WORK ORDER:
Your job is to retype all of the data word for word, leaving every image out.

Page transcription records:
------------------------------------

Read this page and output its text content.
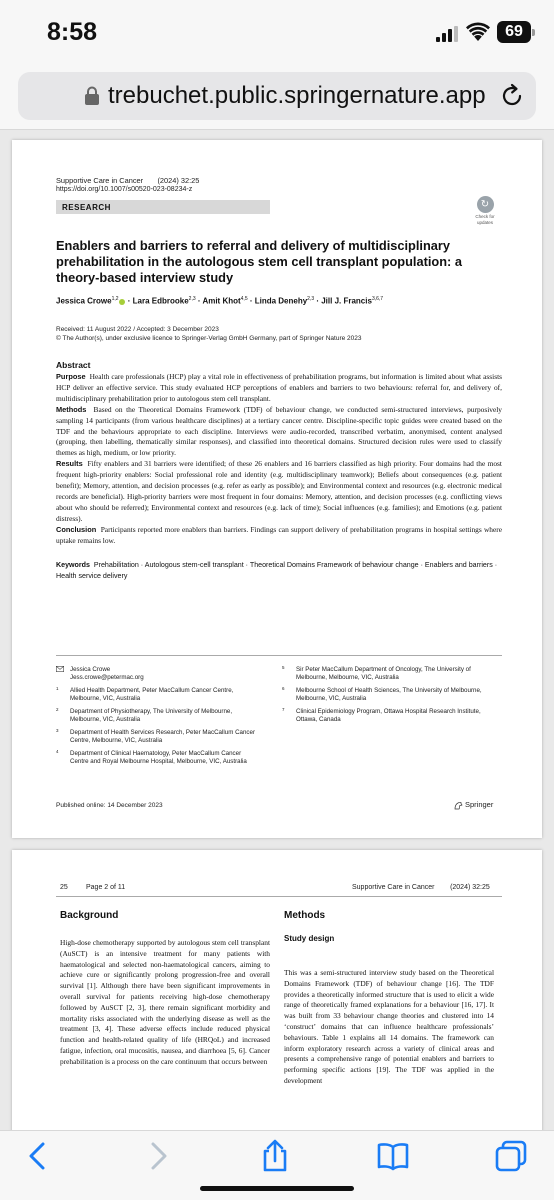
8:58	69
trebuchet.public.springernature.app
Supportive Care in Cancer (2024) 32:25
https://doi.org/10.1007/s00520-023-08234-z
RESEARCH	↻
Check for
updates
Enablers and barriers to referral and delivery of multidisciplinary prehabilitation in the autologous stem cell transplant population: a theory-based interview study
Jessica Crowe$^{1,2}$ · Lara Edbrooke$^{2,3}$ · Amit Khot$^{4,5}$ · Linda Denehy$^{2,3}$ · Jill J. Francis$^{3,6,7}$
Received: 11 August 2022 / Accepted: 3 December 2023
© The Author(s), under exclusive licence to Springer-Verlag GmbH Germany, part of Springer Nature 2023
Abstract
Purpose Health care professionals (HCP) play a vital role in effectiveness of prehabilitation programs, but information is limited about what assists HCP deliver an effective service. This study evaluated HCP perceptions of enablers and barriers to two behaviours: referral for, and delivery of, multidisciplinary prehabilitation prior to autologous stem cell transplant.
Methods Based on the Theoretical Domains Framework (TDF) of behaviour change, we conducted semi-structured interviews, purposively sampling 14 participants (from various healthcare disciplines) at a tertiary cancer centre. Discipline-specific topic guides were created based on the TDF and the behaviours appropriate to each discipline. Interviews were audio-recorded, transcribed verbatim, anonymised, content analysed (grouping, then labelling, thematically similar responses), and classified into theoretical domains. Structured decision rules were used to classify themes as high, medium, or low priority.
Results Fifty enablers and 31 barriers were identified; of these 26 enablers and 16 barriers classified as high priority. Four domains had the most frequent high-priority enablers: Social professional role and identity (e.g. multidisciplinary teamwork); Beliefs about consequences (e.g. patient benefit); Memory, attention, and decision processes (e.g. refer as early as possible); and Environmental context and resources (e.g. electronic medical records are beneficial). High-priority barriers were most frequent in four domains: Memory, attention, and decision processes (e.g. conflicting views about who should be referred); Environmental context and resources (e.g. lack of time); Social influences (e.g. families); and Emotions (e.g. patient distress).
Conclusion Participants reported more enablers than barriers. Findings can support delivery of prehabilitation programs in hospital settings where uptake remains low.
Keywords Prehabilitation · Autologous stem-cell transplant · Theoretical Domains Framework of behaviour change · Enablers and barriers · Health service delivery
Jessica Crowe
Jess.crowe@petermac.org
1 Allied Health Department, Peter MacCallum Cancer Centre, Melbourne, VIC, Australia
2 Department of Physiotherapy, The University of Melbourne, Melbourne, VIC, Australia
3 Department of Health Services Research, Peter MacCallum Cancer Centre, Melbourne, VIC, Australia
4 Department of Clinical Haematology, Peter MacCallum Cancer Centre and Royal Melbourne Hospital, Melbourne, VIC, Australia
5 Sir Peter MacCallum Department of Oncology, The University of Melbourne, Melbourne, VIC, Australia
6 Melbourne School of Health Sciences, The University of Melbourne, Melbourne, VIC, Australia
7 Clinical Epidemiology Program, Ottawa Hospital Research Institute, Ottawa, Canada
Published online: 14 December 2023	Springer
25	Page 2 of 11	Supportive Care in Cancer (2024) 32:25
Background
High-dose chemotherapy supported by autologous stem cell transplant (AuSCT) is an intensive treatment for many patients with haematological and selected non-haematological cancers, aiming to achieve cure or significantly prolong progression-free and overall survival [1]. Although there have been significant improvements in overall survival for patients receiving high-dose chemotherapy followed by AuSCT [2, 3], there remain significant morbidity and mortality risks associated with the underlying disease as well as the treatment [3, 4]. These adverse effects include reduced physical function and health-related quality of life (HRQoL) and increased fatigue, infection, oral mucositis, nausea, and diarrhoea [5, 6]. Cancer prehabilitation is a process on the care continuum that occurs between
Methods
Study design
This was a semi-structured interview study based on the Theoretical Domains Framework (TDF) of behaviour change [16]. The TDF provides a theoretically informed structure that is used to elicit a wide range of theoretically framed explanations for a behaviour [16, 17]. It was built from 33 behaviour change theories and clustered into 14 ‘construct’ domains that can influence healthcare professionals’ behaviours. Table 1 explains all 14 domains. The framework can inform exploratory research across a variety of clinical areas and presents a comprehensive range of potential enablers and barriers to performing specific actions [19]. The TDF was applied in the development
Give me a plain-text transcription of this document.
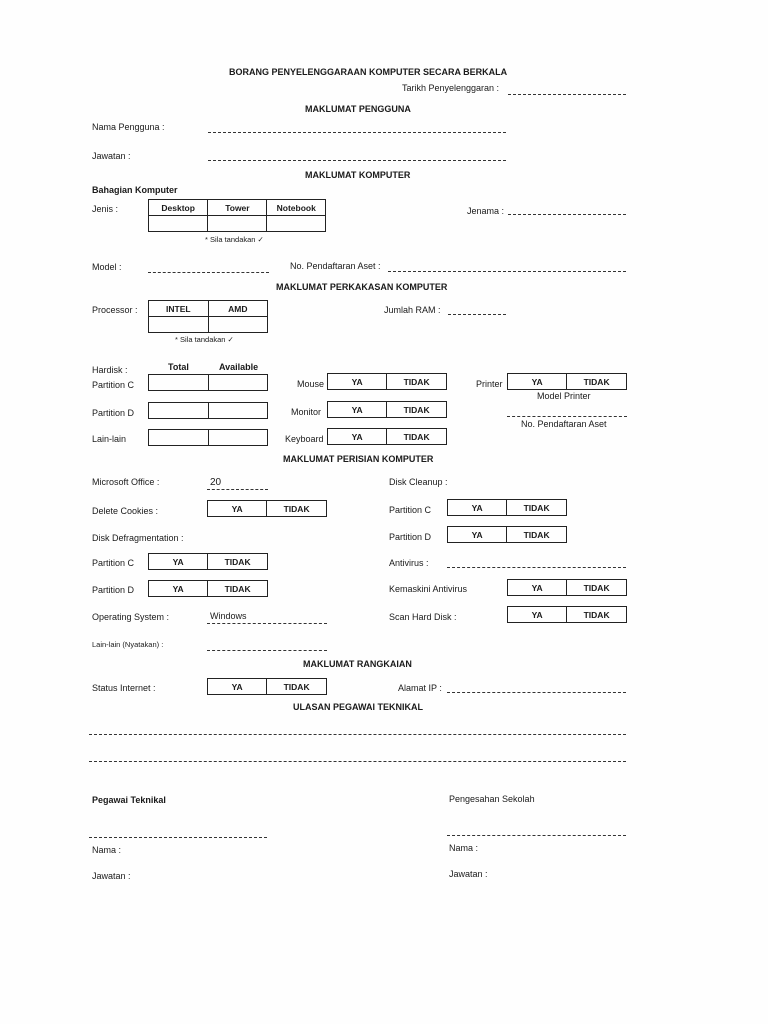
BORANG PENYELENGGARAAN KOMPUTER SECARA BERKALA
Tarikh Penyelenggaran :
MAKLUMAT PENGGUNA
Nama Pengguna :
Jawatan :
MAKLUMAT KOMPUTER
Bahagian Komputer
Jenis :	Desktop	Tower	Notebook

* Sila tandakan ✓
Jenama :
Model :	No. Pendaftaran Aset :
MAKLUMAT PERKAKASAN KOMPUTER
Processor :	INTEL	AMD

* Sila tandakan ✓
Jumlah RAM :
Hardisk :	Total	Available
Partition C

Partition D

Lain-lain

Mouse	YA	TIDAK
Monitor	YA	TIDAK
Keyboard	YA	TIDAK
Printer	YA	TIDAK
Model Printer
No. Pendaftaran Aset
MAKLUMAT PERISIAN KOMPUTER
Microsoft Office :	20	Disk Cleanup :
Delete Cookies :	YA	TIDAK	Partition C	YA	TIDAK
Partition D	YA	TIDAK
Disk Defragmentation :
Partition C	YA	TIDAK
Partition D	YA	TIDAK
Antivirus :
Kemaskini Antivirus	YA	TIDAK
Operating System :	Windows	Scan Hard Disk :	YA	TIDAK
Lain-lain (Nyatakan) :
MAKLUMAT RANGKAIAN
Status Internet :	YA	TIDAK	Alamat IP :
ULASAN PEGAWAI TEKNIKAL
Pegawai Teknikal	Pengesahan Sekolah
Nama :	Nama :
Jawatan :	Jawatan :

------------------------------------

TASK OUTPUT:
Read this page and output its text content.
8:58	69
trebuchet.public.springernature.app
Supportive Care in Cancer (2024) 32:25
https://doi.org/10.1007/s00520-023-08234-z
RESEARCH	↻
Check for
updates
Enablers and barriers to referral and delivery of multidisciplinary prehabilitation in the autologous stem cell transplant population: a theory-based interview study
Jessica Crowe$^{1,2}$ · Lara Edbrooke$^{2,3}$ · Amit Khot$^{4,5}$ · Linda Denehy$^{2,3}$ · Jill J. Francis$^{3,6,7}$
Received: 11 August 2022 / Accepted: 3 December 2023
© The Author(s), under exclusive licence to Springer-Verlag GmbH Germany, part of Springer Nature 2023
Abstract
Purpose Health care professionals (HCP) play a vital role in effectiveness of prehabilitation programs, but information is limited about what assists HCP deliver an effective service. This study evaluated HCP perceptions of enablers and barriers to two behaviours: referral for, and delivery of, multidisciplinary prehabilitation prior to autologous stem cell transplant.
Methods Based on the Theoretical Domains Framework (TDF) of behaviour change, we conducted semi-structured interviews, purposively sampling 14 participants (from various healthcare disciplines) at a tertiary cancer centre. Discipline-specific topic guides were created based on the TDF and the behaviours appropriate to each discipline. Interviews were audio-recorded, transcribed verbatim, anonymised, content analysed (grouping, then labelling, thematically similar responses), and classified into theoretical domains. Structured decision rules were used to classify themes as high, medium, or low priority.
Results Fifty enablers and 31 barriers were identified; of these 26 enablers and 16 barriers classified as high priority. Four domains had the most frequent high-priority enablers: Social professional role and identity (e.g. multidisciplinary teamwork); Beliefs about consequences (e.g. patient benefit); Memory, attention, and decision processes (e.g. refer as early as possible); and Environmental context and resources (e.g. electronic medical records are beneficial). High-priority barriers were most frequent in four domains: Memory, attention, and decision processes (e.g. conflicting views about who should be referred); Environmental context and resources (e.g. lack of time); Social influences (e.g. families); and Emotions (e.g. patient distress).
Conclusion Participants reported more enablers than barriers. Findings can support delivery of prehabilitation programs in hospital settings where uptake remains low.
Keywords Prehabilitation · Autologous stem-cell transplant · Theoretical Domains Framework of behaviour change · Enablers and barriers · Health service delivery
Jessica Crowe
Jess.crowe@petermac.org
1 Allied Health Department, Peter MacCallum Cancer Centre, Melbourne, VIC, Australia
2 Department of Physiotherapy, The University of Melbourne, Melbourne, VIC, Australia
3 Department of Health Services Research, Peter MacCallum Cancer Centre, Melbourne, VIC, Australia
4 Department of Clinical Haematology, Peter MacCallum Cancer Centre and Royal Melbourne Hospital, Melbourne, VIC, Australia
5 Sir Peter MacCallum Department of Oncology, The University of Melbourne, Melbourne, VIC, Australia
6 Melbourne School of Health Sciences, The University of Melbourne, Melbourne, VIC, Australia
7 Clinical Epidemiology Program, Ottawa Hospital Research Institute, Ottawa, Canada
Published online: 14 December 2023	Springer
25	Page 2 of 11	Supportive Care in Cancer (2024) 32:25
Background
High-dose chemotherapy supported by autologous stem cell transplant (AuSCT) is an intensive treatment for many patients with haematological and selected non-haematological cancers, aiming to achieve cure or significantly prolong progression-free and overall survival [1]. Although there have been significant improvements in overall survival for patients receiving high-dose chemotherapy followed by AuSCT [2, 3], there remain significant morbidity and mortality risks associated with the underlying disease as well as the treatment [3, 4]. These adverse effects include reduced physical function and health-related quality of life (HRQoL) and increased fatigue, infection, oral mucositis, nausea, and diarrhoea [5, 6]. Cancer prehabilitation is a process on the care continuum that occurs between
Methods
Study design
This was a semi-structured interview study based on the Theoretical Domains Framework (TDF) of behaviour change [16]. The TDF provides a theoretically informed structure that is used to elicit a wide range of theoretically framed explanations for a behaviour [16, 17]. It was built from 33 behaviour change theories and clustered into 14 ‘construct’ domains that can influence healthcare professionals’ behaviours. Table 1 explains all 14 domains. The framework can inform exploratory research across a variety of clinical areas and presents a comprehensive range of potential enablers and barriers to performing specific actions [19]. The TDF was applied in the development
Give me a plain-text transcription of this document.
BORANG PENYELENGGARAAN KOMPUTER SECARA BERKALA
Tarikh Penyelenggaran :
MAKLUMAT PENGGUNA
Nama Pengguna :
Jawatan :
MAKLUMAT KOMPUTER
Bahagian Komputer
Jenis :	Desktop	Tower	Notebook

* Sila tandakan ✓
Jenama :
Model :	No. Pendaftaran Aset :
MAKLUMAT PERKAKASAN KOMPUTER
Processor :	INTEL	AMD

* Sila tandakan ✓
Jumlah RAM :
Hardisk :	Total	Available
Partition C

Partition D

Lain-lain

Mouse	YA	TIDAK
Monitor	YA	TIDAK
Keyboard	YA	TIDAK
Printer	YA	TIDAK
Model Printer
No. Pendaftaran Aset
MAKLUMAT PERISIAN KOMPUTER
Microsoft Office :	20	Disk Cleanup :
Delete Cookies :	YA	TIDAK	Partition C	YA	TIDAK
Partition D	YA	TIDAK
Disk Defragmentation :
Partition C	YA	TIDAK
Partition D	YA	TIDAK
Antivirus :
Kemaskini Antivirus	YA	TIDAK
Operating System :	Windows	Scan Hard Disk :	YA	TIDAK
Lain-lain (Nyatakan) :
MAKLUMAT RANGKAIAN
Status Internet :	YA	TIDAK	Alamat IP :
ULASAN PEGAWAI TEKNIKAL
Pegawai Teknikal	Pengesahan Sekolah
Nama :	Nama :
Jawatan :	Jawatan :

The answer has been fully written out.